(Stored data)
____________________
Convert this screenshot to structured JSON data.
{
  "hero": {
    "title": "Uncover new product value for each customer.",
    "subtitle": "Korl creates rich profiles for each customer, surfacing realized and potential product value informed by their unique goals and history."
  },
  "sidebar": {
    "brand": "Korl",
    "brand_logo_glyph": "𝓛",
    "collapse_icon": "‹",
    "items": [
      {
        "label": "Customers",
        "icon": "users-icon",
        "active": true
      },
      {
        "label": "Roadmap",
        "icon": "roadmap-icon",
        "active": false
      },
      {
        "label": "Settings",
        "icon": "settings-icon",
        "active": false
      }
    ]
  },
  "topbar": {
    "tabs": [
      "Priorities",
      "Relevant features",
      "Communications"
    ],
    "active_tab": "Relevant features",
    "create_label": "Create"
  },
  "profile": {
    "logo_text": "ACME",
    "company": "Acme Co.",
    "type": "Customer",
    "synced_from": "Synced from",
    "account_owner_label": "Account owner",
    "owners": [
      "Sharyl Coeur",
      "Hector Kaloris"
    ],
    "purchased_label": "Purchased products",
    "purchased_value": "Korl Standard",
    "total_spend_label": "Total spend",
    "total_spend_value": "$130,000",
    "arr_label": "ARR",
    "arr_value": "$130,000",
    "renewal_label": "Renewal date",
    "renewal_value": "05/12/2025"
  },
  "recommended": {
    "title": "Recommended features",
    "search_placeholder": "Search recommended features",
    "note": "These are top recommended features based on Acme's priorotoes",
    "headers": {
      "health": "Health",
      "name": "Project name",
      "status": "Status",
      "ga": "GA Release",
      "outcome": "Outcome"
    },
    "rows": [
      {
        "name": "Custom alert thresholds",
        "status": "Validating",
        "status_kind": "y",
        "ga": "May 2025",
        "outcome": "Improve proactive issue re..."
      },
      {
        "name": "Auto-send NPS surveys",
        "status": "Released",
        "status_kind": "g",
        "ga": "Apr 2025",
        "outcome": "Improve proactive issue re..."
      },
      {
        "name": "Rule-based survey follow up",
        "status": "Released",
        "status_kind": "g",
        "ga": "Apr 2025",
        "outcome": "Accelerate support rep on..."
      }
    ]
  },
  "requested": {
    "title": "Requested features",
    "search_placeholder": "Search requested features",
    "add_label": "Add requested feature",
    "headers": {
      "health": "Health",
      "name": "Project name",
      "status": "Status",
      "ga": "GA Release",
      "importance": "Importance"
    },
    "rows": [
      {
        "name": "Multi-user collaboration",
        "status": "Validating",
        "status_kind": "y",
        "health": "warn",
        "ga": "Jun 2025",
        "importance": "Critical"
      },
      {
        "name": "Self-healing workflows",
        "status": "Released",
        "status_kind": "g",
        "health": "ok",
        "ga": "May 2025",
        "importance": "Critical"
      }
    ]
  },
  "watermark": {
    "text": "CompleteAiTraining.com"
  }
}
____________________
Requirement
Your task is to retype all the records above with nothing left out.

Result of the task
Convert this screenshot to structured JSON data.
{
  "hero": {
    "title": "Uncover new product value for each customer.",
    "subtitle": "Korl creates rich profiles for each customer, surfacing realized and potential product value informed by their unique goals and history."
  },
  "sidebar": {
    "brand": "Korl",
    "brand_logo_glyph": "𝓛",
    "collapse_icon": "‹",
    "items": [
      {
        "label": "Customers",
        "icon": "users-icon",
        "active": true
      },
      {
        "label": "Roadmap",
        "icon": "roadmap-icon",
        "active": false
      },
      {
        "label": "Settings",
        "icon": "settings-icon",
        "active": false
      }
    ]
  },
  "topbar": {
    "tabs": [
      "Priorities",
      "Relevant features",
      "Communications"
    ],
    "active_tab": "Relevant features",
    "create_label": "Create"
  },
  "profile": {
    "logo_text": "ACME",
    "company": "Acme Co.",
    "type": "Customer",
    "synced_from": "Synced from",
    "account_owner_label": "Account owner",
    "owners": [
      "Sharyl Coeur",
      "Hector Kaloris"
    ],
    "purchased_label": "Purchased products",
    "purchased_value": "Korl Standard",
    "total_spend_label": "Total spend",
    "total_spend_value": "$130,000",
    "arr_label": "ARR",
    "arr_value": "$130,000",
    "renewal_label": "Renewal date",
    "renewal_value": "05/12/2025"
  },
  "recommended": {
    "title": "Recommended features",
    "search_placeholder": "Search recommended features",
    "note": "These are top recommended features based on Acme's priorotoes",
    "headers": {
      "health": "Health",
      "name": "Project name",
      "status": "Status",
      "ga": "GA Release",
      "outcome": "Outcome"
    },
    "rows": [
      {
        "name": "Custom alert thresholds",
        "status": "Validating",
        "status_kind": "y",
        "ga": "May 2025",
        "outcome": "Improve proactive issue re..."
      },
      {
        "name": "Auto-send NPS surveys",
        "status": "Released",
        "status_kind": "g",
        "ga": "Apr 2025",
        "outcome": "Improve proactive issue re..."
      },
      {
        "name": "Rule-based survey follow up",
        "status": "Released",
        "status_kind": "g",
        "ga": "Apr 2025",
        "outcome": "Accelerate support rep on..."
      }
    ]
  },
  "requested": {
    "title": "Requested features",
    "search_placeholder": "Search requested features",
    "add_label": "Add requested feature",
    "headers": {
      "health": "Health",
      "name": "Project name",
      "status": "Status",
      "ga": "GA Release",
      "importance": "Importance"
    },
    "rows": [
      {
        "name": "Multi-user collaboration",
        "status": "Validating",
        "status_kind": "y",
        "health": "warn",
        "ga": "Jun 2025",
        "importance": "Critical"
      },
      {
        "name": "Self-healing workflows",
        "status": "Released",
        "status_kind": "g",
        "health": "ok",
        "ga": "May 2025",
        "importance": "Critical"
      }
    ]
  },
  "watermark": {
    "text": "CompleteAiTraining.com"
  }
}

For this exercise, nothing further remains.